(Exercise instructions): Check each line of the material below, and copy it if it holds the string "label".

(Data records):
------------

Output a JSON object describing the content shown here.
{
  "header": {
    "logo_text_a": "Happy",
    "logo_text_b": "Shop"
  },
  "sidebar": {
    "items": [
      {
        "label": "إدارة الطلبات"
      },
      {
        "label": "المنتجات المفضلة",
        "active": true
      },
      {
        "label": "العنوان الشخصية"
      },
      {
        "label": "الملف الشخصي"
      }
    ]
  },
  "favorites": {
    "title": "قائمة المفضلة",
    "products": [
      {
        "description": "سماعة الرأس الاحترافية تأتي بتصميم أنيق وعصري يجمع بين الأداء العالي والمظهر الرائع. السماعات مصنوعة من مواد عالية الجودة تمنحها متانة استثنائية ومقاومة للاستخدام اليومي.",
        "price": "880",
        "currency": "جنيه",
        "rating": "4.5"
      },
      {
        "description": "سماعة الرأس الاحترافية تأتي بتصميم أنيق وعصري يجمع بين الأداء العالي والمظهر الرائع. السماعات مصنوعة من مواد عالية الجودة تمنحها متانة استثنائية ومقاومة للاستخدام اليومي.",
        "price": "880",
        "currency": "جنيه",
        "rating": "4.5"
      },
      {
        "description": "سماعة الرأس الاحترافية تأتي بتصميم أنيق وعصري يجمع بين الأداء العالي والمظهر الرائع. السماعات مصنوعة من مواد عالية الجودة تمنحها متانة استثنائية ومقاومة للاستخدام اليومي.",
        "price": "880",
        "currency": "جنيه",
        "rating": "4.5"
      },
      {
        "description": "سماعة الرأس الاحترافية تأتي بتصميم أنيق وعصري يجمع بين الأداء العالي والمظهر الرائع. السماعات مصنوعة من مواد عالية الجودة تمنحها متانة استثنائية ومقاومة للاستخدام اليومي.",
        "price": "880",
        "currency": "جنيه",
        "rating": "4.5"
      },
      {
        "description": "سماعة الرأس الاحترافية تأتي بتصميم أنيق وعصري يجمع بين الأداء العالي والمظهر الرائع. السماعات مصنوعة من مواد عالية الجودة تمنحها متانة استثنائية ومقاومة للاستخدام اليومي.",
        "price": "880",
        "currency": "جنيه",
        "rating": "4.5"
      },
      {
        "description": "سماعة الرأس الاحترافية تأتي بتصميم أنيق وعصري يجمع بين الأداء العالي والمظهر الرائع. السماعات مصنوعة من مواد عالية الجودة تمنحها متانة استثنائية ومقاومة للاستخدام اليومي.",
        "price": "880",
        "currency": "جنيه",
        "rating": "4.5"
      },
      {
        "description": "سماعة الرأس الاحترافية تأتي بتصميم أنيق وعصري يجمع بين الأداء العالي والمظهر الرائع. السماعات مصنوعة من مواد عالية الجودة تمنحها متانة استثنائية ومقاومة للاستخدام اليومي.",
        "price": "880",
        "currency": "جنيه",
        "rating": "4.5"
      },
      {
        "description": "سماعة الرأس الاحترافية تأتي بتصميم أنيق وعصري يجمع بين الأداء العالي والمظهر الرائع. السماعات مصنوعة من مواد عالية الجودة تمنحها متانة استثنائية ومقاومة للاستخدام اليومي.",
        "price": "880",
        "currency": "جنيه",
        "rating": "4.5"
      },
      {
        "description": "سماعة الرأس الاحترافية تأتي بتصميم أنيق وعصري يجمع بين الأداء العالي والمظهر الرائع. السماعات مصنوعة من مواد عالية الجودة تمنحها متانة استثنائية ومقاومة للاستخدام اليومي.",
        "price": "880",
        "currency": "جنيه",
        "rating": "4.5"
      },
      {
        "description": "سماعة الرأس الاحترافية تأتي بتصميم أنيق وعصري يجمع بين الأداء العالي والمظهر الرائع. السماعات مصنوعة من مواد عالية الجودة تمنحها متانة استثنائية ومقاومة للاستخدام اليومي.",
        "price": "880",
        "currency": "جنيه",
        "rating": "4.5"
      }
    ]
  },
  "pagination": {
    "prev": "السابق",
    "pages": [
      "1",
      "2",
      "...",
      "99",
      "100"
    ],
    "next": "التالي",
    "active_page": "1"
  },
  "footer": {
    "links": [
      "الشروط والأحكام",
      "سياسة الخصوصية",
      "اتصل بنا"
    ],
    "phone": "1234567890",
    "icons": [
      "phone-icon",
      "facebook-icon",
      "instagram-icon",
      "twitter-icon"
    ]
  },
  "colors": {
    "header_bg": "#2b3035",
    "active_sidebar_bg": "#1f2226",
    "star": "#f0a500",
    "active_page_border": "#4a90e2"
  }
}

------------

(Output of the task):
        "label": "إدارة الطلبات"
        "label": "المنتجات المفضلة",
        "label": "العنوان الشخصية"
        "label": "الملف الشخصي"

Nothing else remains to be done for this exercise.